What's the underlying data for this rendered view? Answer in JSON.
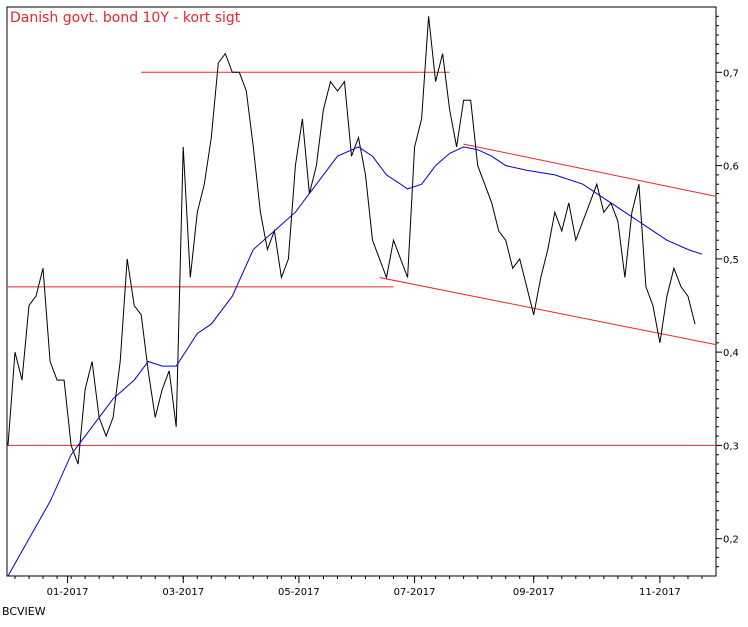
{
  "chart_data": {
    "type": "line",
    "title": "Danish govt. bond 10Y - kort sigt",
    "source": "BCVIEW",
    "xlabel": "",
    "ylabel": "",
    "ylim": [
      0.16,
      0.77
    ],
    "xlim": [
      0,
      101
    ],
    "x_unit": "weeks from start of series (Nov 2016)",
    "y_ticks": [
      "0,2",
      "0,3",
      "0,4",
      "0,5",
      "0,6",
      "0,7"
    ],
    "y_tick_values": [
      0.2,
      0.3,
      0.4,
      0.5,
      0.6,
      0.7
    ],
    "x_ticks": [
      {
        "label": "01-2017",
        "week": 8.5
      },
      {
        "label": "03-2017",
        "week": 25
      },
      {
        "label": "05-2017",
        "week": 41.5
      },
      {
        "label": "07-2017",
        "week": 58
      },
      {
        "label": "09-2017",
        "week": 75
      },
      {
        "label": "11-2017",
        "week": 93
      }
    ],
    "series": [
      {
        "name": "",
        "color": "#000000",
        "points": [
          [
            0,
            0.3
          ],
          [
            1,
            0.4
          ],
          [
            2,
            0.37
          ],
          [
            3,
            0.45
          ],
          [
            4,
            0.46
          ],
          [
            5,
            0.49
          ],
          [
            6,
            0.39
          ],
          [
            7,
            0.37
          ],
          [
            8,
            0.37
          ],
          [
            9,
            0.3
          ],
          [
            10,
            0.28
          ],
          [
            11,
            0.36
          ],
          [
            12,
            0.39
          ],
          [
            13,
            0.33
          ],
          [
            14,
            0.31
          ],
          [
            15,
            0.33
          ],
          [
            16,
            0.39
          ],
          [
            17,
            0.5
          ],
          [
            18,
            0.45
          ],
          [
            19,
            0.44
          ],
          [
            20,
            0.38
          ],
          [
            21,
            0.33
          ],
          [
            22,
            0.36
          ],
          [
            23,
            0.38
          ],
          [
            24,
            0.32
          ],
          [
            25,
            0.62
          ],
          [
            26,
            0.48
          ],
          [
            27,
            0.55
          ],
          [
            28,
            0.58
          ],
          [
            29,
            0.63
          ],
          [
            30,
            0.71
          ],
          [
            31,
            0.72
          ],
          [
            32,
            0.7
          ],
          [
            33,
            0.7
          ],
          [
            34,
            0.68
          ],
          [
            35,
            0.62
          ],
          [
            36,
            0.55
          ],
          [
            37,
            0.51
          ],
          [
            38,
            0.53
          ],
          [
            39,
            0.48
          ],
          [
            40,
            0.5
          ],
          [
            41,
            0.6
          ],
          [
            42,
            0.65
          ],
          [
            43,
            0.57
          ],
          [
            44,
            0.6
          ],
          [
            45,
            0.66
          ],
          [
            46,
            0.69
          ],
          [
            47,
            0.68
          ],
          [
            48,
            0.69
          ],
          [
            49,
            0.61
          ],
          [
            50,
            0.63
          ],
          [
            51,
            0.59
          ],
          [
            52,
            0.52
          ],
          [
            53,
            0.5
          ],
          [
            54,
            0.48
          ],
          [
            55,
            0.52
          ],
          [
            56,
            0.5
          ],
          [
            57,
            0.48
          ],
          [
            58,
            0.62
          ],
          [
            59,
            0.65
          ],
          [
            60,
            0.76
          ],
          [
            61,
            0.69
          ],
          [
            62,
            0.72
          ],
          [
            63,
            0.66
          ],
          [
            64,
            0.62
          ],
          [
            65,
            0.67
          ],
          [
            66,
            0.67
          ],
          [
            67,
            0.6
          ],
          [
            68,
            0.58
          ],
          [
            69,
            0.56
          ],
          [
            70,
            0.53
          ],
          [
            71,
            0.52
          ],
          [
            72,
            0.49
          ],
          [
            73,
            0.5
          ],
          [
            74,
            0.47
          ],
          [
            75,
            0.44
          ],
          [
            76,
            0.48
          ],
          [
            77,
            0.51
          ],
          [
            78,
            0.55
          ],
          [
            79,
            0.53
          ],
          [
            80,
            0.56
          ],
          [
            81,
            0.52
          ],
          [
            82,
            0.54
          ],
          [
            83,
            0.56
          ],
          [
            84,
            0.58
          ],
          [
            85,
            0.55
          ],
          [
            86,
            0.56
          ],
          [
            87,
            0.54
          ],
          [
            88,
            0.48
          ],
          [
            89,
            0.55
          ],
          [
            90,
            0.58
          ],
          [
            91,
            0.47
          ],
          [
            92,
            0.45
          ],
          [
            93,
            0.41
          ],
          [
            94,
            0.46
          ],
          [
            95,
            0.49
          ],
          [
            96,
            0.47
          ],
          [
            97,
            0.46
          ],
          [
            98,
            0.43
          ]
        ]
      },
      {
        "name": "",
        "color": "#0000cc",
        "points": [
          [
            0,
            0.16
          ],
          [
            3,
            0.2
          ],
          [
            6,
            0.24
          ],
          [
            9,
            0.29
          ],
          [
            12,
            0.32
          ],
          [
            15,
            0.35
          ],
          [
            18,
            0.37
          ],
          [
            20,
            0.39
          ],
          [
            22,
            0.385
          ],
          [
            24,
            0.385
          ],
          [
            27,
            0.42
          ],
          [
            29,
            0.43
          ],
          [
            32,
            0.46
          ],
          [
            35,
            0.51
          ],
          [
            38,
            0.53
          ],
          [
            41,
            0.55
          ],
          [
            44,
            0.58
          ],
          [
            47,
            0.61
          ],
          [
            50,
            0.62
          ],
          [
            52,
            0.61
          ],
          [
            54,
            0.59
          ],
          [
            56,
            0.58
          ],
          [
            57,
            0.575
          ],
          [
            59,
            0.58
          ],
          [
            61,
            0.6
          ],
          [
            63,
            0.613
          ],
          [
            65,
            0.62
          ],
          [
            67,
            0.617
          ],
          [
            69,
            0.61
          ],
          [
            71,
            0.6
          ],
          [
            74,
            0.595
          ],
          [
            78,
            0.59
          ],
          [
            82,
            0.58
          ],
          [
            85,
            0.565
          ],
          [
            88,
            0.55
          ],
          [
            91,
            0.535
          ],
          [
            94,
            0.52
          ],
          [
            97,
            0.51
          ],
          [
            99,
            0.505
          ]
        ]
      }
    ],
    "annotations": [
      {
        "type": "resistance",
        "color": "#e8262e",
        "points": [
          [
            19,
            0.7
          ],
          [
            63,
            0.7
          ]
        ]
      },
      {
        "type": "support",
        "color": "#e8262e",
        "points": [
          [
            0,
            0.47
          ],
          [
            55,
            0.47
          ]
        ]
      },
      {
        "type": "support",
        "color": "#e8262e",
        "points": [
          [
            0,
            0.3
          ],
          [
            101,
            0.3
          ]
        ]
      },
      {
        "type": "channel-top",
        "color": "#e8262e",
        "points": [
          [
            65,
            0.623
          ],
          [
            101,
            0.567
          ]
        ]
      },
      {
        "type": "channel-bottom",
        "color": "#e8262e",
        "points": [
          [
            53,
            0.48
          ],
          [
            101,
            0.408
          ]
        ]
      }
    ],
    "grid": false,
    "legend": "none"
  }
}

**Directions for this task**
Look through the entries above and list every line containing "series".

**Exercise response**
    "x_unit": "weeks from start of series (Nov 2016)",
    "series": [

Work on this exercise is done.